## RAW RECORDS
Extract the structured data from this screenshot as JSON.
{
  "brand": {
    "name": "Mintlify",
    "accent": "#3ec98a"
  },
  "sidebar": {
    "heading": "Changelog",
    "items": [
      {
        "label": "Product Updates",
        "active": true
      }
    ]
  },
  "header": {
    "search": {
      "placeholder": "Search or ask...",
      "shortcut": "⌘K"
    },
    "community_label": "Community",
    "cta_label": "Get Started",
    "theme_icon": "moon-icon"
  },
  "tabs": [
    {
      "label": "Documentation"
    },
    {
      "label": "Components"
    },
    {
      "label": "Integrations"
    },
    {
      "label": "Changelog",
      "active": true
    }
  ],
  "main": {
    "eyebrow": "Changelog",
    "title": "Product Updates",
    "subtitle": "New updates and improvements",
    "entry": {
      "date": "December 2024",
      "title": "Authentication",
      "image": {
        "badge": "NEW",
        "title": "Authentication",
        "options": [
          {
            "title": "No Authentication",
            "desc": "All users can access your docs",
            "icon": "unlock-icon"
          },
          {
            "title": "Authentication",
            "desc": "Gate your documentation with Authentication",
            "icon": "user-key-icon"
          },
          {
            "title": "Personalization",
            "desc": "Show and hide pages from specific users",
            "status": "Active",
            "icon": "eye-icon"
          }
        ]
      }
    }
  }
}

## DIRECTIONS FOR THIS TASK
Set down every record above exactly as given.

## SOLUTION
Extract the structured data from this screenshot as JSON.
{
  "brand": {
    "name": "Mintlify",
    "accent": "#3ec98a"
  },
  "sidebar": {
    "heading": "Changelog",
    "items": [
      {
        "label": "Product Updates",
        "active": true
      }
    ]
  },
  "header": {
    "search": {
      "placeholder": "Search or ask...",
      "shortcut": "⌘K"
    },
    "community_label": "Community",
    "cta_label": "Get Started",
    "theme_icon": "moon-icon"
  },
  "tabs": [
    {
      "label": "Documentation"
    },
    {
      "label": "Components"
    },
    {
      "label": "Integrations"
    },
    {
      "label": "Changelog",
      "active": true
    }
  ],
  "main": {
    "eyebrow": "Changelog",
    "title": "Product Updates",
    "subtitle": "New updates and improvements",
    "entry": {
      "date": "December 2024",
      "title": "Authentication",
      "image": {
        "badge": "NEW",
        "title": "Authentication",
        "options": [
          {
            "title": "No Authentication",
            "desc": "All users can access your docs",
            "icon": "unlock-icon"
          },
          {
            "title": "Authentication",
            "desc": "Gate your documentation with Authentication",
            "icon": "user-key-icon"
          },
          {
            "title": "Personalization",
            "desc": "Show and hide pages from specific users",
            "status": "Active",
            "icon": "eye-icon"
          }
        ]
      }
    }
  }
}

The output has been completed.